Objective: Copy out every line of the records where the string "name" occurs.

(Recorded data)
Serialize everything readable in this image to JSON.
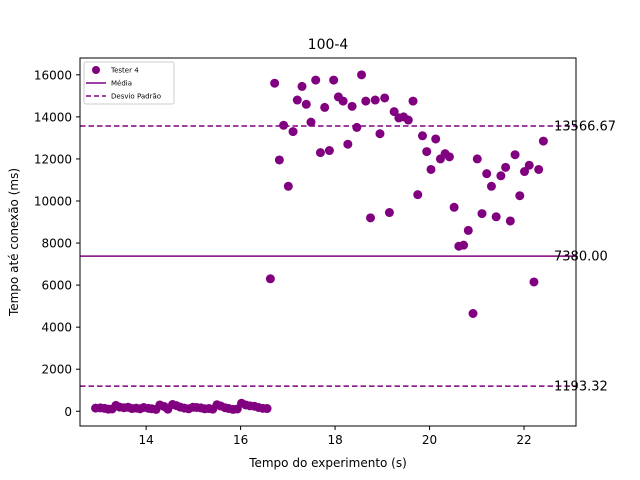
{
  "chart_data": {
    "type": "scatter",
    "title": "100-4",
    "xlabel": "Tempo do experimento (s)",
    "ylabel": "Tempo até conexão (ms)",
    "xlim": [
      12.6,
      23.1
    ],
    "ylim": [
      -700,
      16800
    ],
    "xticks": [
      14,
      16,
      18,
      20,
      22
    ],
    "yticks": [
      0,
      2000,
      4000,
      6000,
      8000,
      10000,
      12000,
      14000,
      16000
    ],
    "grid": false,
    "legend": {
      "placement": "top-left",
      "entries": [
        {
          "label": "Tester 4",
          "kind": "marker"
        },
        {
          "label": "Média",
          "kind": "solid-line"
        },
        {
          "label": "Desvio Padrão",
          "kind": "dashed-line"
        }
      ]
    },
    "colors": {
      "series": "#800080"
    },
    "series": [
      {
        "name": "Tester 4",
        "points": [
          [
            12.93,
            150
          ],
          [
            13.03,
            160
          ],
          [
            13.12,
            140
          ],
          [
            13.2,
            100
          ],
          [
            13.28,
            110
          ],
          [
            13.36,
            280
          ],
          [
            13.44,
            200
          ],
          [
            13.53,
            170
          ],
          [
            13.62,
            190
          ],
          [
            13.7,
            130
          ],
          [
            13.79,
            150
          ],
          [
            13.87,
            120
          ],
          [
            13.95,
            180
          ],
          [
            14.05,
            140
          ],
          [
            14.12,
            120
          ],
          [
            14.21,
            90
          ],
          [
            14.29,
            300
          ],
          [
            14.38,
            230
          ],
          [
            14.46,
            100
          ],
          [
            14.56,
            320
          ],
          [
            14.64,
            270
          ],
          [
            14.72,
            200
          ],
          [
            14.81,
            150
          ],
          [
            14.9,
            120
          ],
          [
            14.99,
            190
          ],
          [
            15.07,
            180
          ],
          [
            15.16,
            160
          ],
          [
            15.24,
            120
          ],
          [
            15.33,
            130
          ],
          [
            15.41,
            100
          ],
          [
            15.5,
            310
          ],
          [
            15.58,
            250
          ],
          [
            15.67,
            170
          ],
          [
            15.75,
            130
          ],
          [
            15.84,
            90
          ],
          [
            15.93,
            110
          ],
          [
            16.02,
            380
          ],
          [
            16.11,
            300
          ],
          [
            16.2,
            260
          ],
          [
            16.29,
            240
          ],
          [
            16.38,
            180
          ],
          [
            16.47,
            140
          ],
          [
            16.56,
            130
          ],
          [
            16.63,
            6300
          ],
          [
            16.72,
            15600
          ],
          [
            16.82,
            11950
          ],
          [
            16.91,
            13600
          ],
          [
            17.01,
            10700
          ],
          [
            17.11,
            13300
          ],
          [
            17.2,
            14800
          ],
          [
            17.3,
            15450
          ],
          [
            17.39,
            14600
          ],
          [
            17.49,
            13750
          ],
          [
            17.59,
            15750
          ],
          [
            17.69,
            12300
          ],
          [
            17.78,
            14450
          ],
          [
            17.88,
            12400
          ],
          [
            17.97,
            15750
          ],
          [
            18.07,
            14950
          ],
          [
            18.17,
            14750
          ],
          [
            18.27,
            12700
          ],
          [
            18.36,
            14500
          ],
          [
            18.46,
            13500
          ],
          [
            18.56,
            16000
          ],
          [
            18.65,
            14750
          ],
          [
            18.75,
            9200
          ],
          [
            18.85,
            14800
          ],
          [
            18.95,
            13200
          ],
          [
            19.05,
            14900
          ],
          [
            19.15,
            9450
          ],
          [
            19.25,
            14250
          ],
          [
            19.35,
            13950
          ],
          [
            19.45,
            14000
          ],
          [
            19.55,
            13850
          ],
          [
            19.65,
            14750
          ],
          [
            19.75,
            10300
          ],
          [
            19.85,
            13100
          ],
          [
            19.94,
            12350
          ],
          [
            20.03,
            11500
          ],
          [
            20.13,
            12950
          ],
          [
            20.23,
            12000
          ],
          [
            20.33,
            12250
          ],
          [
            20.42,
            12100
          ],
          [
            20.52,
            9700
          ],
          [
            20.62,
            7850
          ],
          [
            20.72,
            7900
          ],
          [
            20.82,
            8600
          ],
          [
            20.92,
            4650
          ],
          [
            21.01,
            12000
          ],
          [
            21.11,
            9400
          ],
          [
            21.21,
            11300
          ],
          [
            21.31,
            10700
          ],
          [
            21.41,
            9250
          ],
          [
            21.51,
            11200
          ],
          [
            21.61,
            11600
          ],
          [
            21.71,
            9050
          ],
          [
            21.81,
            12200
          ],
          [
            21.91,
            10250
          ],
          [
            22.01,
            11400
          ],
          [
            22.11,
            11700
          ],
          [
            22.21,
            6150
          ],
          [
            22.31,
            11500
          ],
          [
            22.41,
            12850
          ]
        ]
      }
    ],
    "reference_lines": [
      {
        "name": "upper",
        "y": 13566.67,
        "style": "dashed",
        "label": "13566.67"
      },
      {
        "name": "mean",
        "y": 7380.0,
        "style": "solid",
        "label": "7380.00"
      },
      {
        "name": "lower",
        "y": 1193.32,
        "style": "dashed",
        "label": "1193.32"
      }
    ]
  }
}
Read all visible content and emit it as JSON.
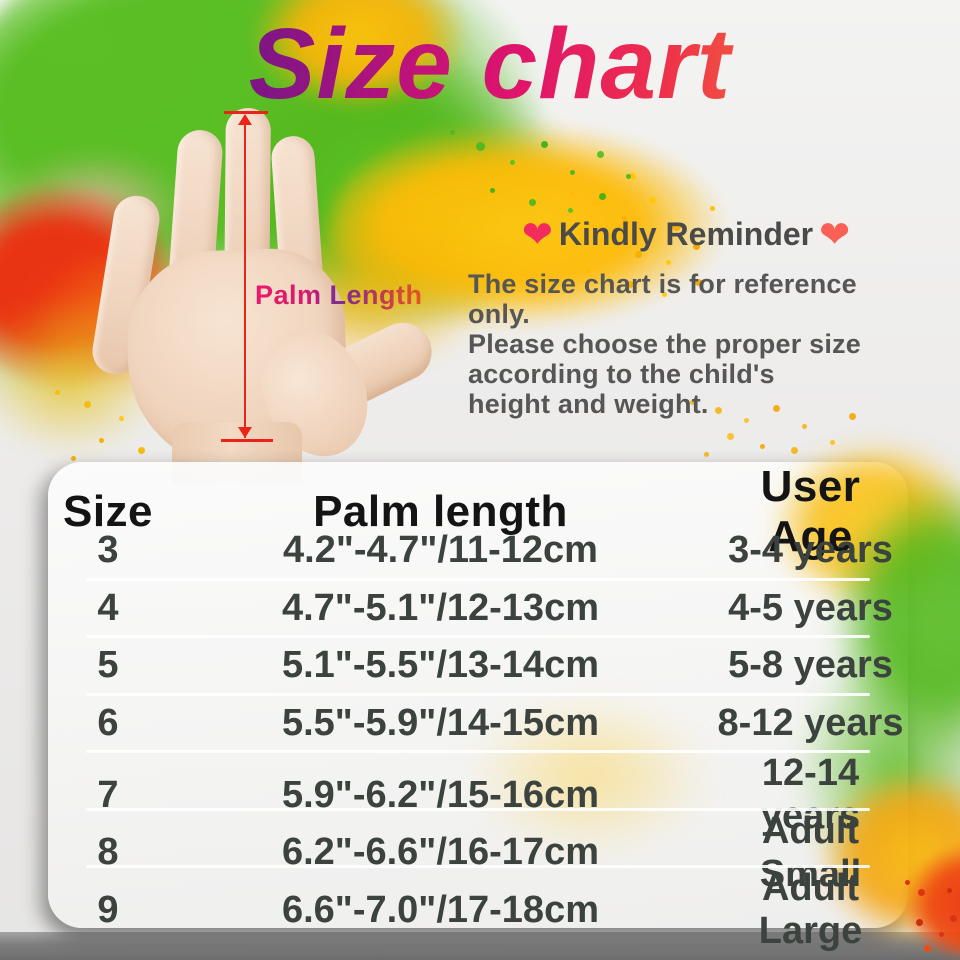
{
  "page": {
    "title": "Size chart"
  },
  "hand_figure": {
    "measure_label": "Palm Length"
  },
  "reminder": {
    "heart_left": "❤",
    "heart_right": "❤",
    "heading": "Kindly Reminder",
    "body_lines": [
      "The size chart is for reference only.",
      "Please choose the proper size",
      "according to the child's",
      "height and weight."
    ]
  },
  "chart_data": {
    "type": "table",
    "title": "Size chart",
    "columns": [
      "Size",
      "Palm length",
      "User Age"
    ],
    "rows": [
      [
        "3",
        "4.2\"-4.7\"/11-12cm",
        "3-4 years"
      ],
      [
        "4",
        "4.7\"-5.1\"/12-13cm",
        "4-5 years"
      ],
      [
        "5",
        "5.1\"-5.5\"/13-14cm",
        "5-8 years"
      ],
      [
        "6",
        "5.5\"-5.9\"/14-15cm",
        "8-12 years"
      ],
      [
        "7",
        "5.9\"-6.2\"/15-16cm",
        "12-14 years"
      ],
      [
        "8",
        "6.2\"-6.6\"/16-17cm",
        "Adult Small"
      ],
      [
        "9",
        "6.6\"-7.0\"/17-18cm",
        "Adult Large"
      ]
    ]
  },
  "palette": {
    "title_gradient_start": "#5c1684",
    "title_gradient_mid": "#e0156b",
    "title_gradient_end": "#f46a38",
    "splatter_green": "#56bd1f",
    "splatter_yellow": "#ffc30c",
    "splatter_orange": "#f57e15",
    "splatter_red": "#e93413",
    "heart_pink": "#f32b5f",
    "heart_coral": "#fb6054",
    "measure_arrow_red": "#ea2418",
    "header_text": "#141414",
    "table_text": "#3c423e"
  }
}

Solution to the problem:
        "name": "Tester 4",
        "name": "upper",
        "name": "mean",
        "name": "lower",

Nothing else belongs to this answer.